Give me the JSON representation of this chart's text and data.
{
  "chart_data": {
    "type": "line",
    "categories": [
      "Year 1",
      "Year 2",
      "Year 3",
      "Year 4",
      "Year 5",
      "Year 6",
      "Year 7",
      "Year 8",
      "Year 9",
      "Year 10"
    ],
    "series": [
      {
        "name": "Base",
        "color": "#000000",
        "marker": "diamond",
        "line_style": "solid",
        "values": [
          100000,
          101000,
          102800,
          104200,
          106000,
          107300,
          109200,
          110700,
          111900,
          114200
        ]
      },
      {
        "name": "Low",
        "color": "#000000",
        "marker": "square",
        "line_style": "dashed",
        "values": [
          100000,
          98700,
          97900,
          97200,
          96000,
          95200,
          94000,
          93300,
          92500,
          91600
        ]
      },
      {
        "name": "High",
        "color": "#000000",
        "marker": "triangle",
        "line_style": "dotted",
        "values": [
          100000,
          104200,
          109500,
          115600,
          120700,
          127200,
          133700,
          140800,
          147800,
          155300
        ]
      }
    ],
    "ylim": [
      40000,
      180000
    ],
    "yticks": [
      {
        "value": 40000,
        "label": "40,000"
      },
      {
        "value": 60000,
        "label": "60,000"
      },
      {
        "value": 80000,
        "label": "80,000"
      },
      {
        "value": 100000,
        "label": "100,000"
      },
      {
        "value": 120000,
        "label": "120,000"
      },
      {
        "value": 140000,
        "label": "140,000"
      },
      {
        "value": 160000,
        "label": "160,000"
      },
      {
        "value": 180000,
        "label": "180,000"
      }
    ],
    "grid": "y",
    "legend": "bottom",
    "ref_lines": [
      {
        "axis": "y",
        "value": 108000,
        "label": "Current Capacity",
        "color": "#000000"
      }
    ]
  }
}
________________________
_Given exercise_. Return the listing above in full, character for character.

_The reply_.
Give me the JSON representation of this chart's text and data.
{
  "chart_data": {
    "type": "line",
    "categories": [
      "Year 1",
      "Year 2",
      "Year 3",
      "Year 4",
      "Year 5",
      "Year 6",
      "Year 7",
      "Year 8",
      "Year 9",
      "Year 10"
    ],
    "series": [
      {
        "name": "Base",
        "color": "#000000",
        "marker": "diamond",
        "line_style": "solid",
        "values": [
          100000,
          101000,
          102800,
          104200,
          106000,
          107300,
          109200,
          110700,
          111900,
          114200
        ]
      },
      {
        "name": "Low",
        "color": "#000000",
        "marker": "square",
        "line_style": "dashed",
        "values": [
          100000,
          98700,
          97900,
          97200,
          96000,
          95200,
          94000,
          93300,
          92500,
          91600
        ]
      },
      {
        "name": "High",
        "color": "#000000",
        "marker": "triangle",
        "line_style": "dotted",
        "values": [
          100000,
          104200,
          109500,
          115600,
          120700,
          127200,
          133700,
          140800,
          147800,
          155300
        ]
      }
    ],
    "ylim": [
      40000,
      180000
    ],
    "yticks": [
      {
        "value": 40000,
        "label": "40,000"
      },
      {
        "value": 60000,
        "label": "60,000"
      },
      {
        "value": 80000,
        "label": "80,000"
      },
      {
        "value": 100000,
        "label": "100,000"
      },
      {
        "value": 120000,
        "label": "120,000"
      },
      {
        "value": 140000,
        "label": "140,000"
      },
      {
        "value": 160000,
        "label": "160,000"
      },
      {
        "value": 180000,
        "label": "180,000"
      }
    ],
    "grid": "y",
    "legend": "bottom",
    "ref_lines": [
      {
        "axis": "y",
        "value": 108000,
        "label": "Current Capacity",
        "color": "#000000"
      }
    ]
  }
}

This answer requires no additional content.